PASSAGE FOR REVIEW -
We also detected eight stable SNPs at five loci for TV on chromosomes 7A, 2B, 5B, 7B and 7D, one SNP for SB on chromosome 5A, and one SNP for PT on chromosome 2A (Supplementary Table S3). Whereas, previous studies have reported more loci on other chromosomes (Sun et al., 2008; Deng et al., 2014), which were not detected in this study, because alleles at these loci might be fixed in this association panel, or rare alleles cannot be detected.

Candidate Genes

The annotation conducted on 41 stable SNPs identified by GWAS showed that seven (17%) SNPs were mapped in intergenic regions, and 34 (83%) were mapped in genic regions (Supplementary Table S4). Among these, 20 SNPs were located in the CDS of 18 annotation genes which will result in discovering new genes controlling RVA parameters in wheat. Furthermore, GENE-4428_113, BobWhite_c13098_670, IAAV4275 and Kukri_rep_c69088_774 had effects on both PV and TV, and Excalibur_c9183_1397 had effect on both PV and BD; these SNPs were all mapped in the CDS of annotation genes, which may be key candidate genes that participate in regulating wheat starch quality. Excalibur_c9183_1397 was located in the CDS region of TraesCS7D02G026700 encoding 1,3-beta-glucan synthase that is present mainly in the cell walls of starchy endosperm (Moravčíková et al., 2016). Other candidate genes that were not reported in previous research need to be paid more attention for study in the future.

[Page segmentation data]
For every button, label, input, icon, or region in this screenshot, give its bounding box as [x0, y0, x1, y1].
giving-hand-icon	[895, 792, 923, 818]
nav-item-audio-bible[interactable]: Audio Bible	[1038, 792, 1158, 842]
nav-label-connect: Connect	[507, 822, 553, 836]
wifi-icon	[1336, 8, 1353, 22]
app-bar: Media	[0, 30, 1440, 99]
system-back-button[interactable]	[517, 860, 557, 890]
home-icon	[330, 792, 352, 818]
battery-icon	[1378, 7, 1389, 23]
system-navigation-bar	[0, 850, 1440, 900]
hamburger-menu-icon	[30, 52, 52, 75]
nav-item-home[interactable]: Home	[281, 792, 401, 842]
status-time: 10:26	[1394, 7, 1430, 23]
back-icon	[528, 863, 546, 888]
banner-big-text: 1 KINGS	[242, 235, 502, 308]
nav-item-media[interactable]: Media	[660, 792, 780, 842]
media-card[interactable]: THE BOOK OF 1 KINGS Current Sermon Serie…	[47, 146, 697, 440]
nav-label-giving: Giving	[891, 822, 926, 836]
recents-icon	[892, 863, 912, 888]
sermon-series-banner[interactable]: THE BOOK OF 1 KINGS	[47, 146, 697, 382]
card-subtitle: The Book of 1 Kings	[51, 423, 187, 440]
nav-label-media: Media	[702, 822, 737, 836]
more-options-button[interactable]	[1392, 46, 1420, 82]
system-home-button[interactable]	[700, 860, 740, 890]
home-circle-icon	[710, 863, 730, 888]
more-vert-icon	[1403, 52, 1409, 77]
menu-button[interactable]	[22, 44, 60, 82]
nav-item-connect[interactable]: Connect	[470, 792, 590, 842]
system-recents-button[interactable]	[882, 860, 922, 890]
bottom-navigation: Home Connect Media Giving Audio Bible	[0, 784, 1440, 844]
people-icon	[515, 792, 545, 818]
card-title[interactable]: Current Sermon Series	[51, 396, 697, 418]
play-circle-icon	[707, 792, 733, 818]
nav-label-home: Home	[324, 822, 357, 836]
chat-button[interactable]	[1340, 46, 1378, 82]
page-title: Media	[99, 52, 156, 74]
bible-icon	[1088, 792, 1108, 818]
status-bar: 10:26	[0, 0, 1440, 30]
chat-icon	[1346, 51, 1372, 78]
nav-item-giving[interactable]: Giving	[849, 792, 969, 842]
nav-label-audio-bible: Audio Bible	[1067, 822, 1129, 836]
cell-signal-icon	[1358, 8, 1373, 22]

REQUIRED ACTION 1 - Copy the part of the passage on wheat starch SNPs above the listing, starting at "We also detected" and ending at "cannot be detected.".
REQUIRED ACTION 2 - Translate this sentence from the passage on wheat starch SNPs into Spanish: "Other candidate genes that were not reported in previous research need to be paid more attention for study in the future."

ANSWER 1 -
We also detected eight stable SNPs at five loci for TV on chromosomes 7A, 2B, 5B, 7B and 7D, one SNP for SB on chromosome 5A, and one SNP for PT on chromosome 2A (Supplementary Table S3). Whereas, previous studies have reported more loci on other chromosomes (Sun et al., 2008; Deng et al., 2014), which were not detected in this study, because alleles at these loci might be fixed in this association panel, or rare alleles cannot be detected.

ANSWER 2 - Es necesario prestar más atención en estudios futuros a otros genes candidatos que no se han descrito en investigaciones anteriores.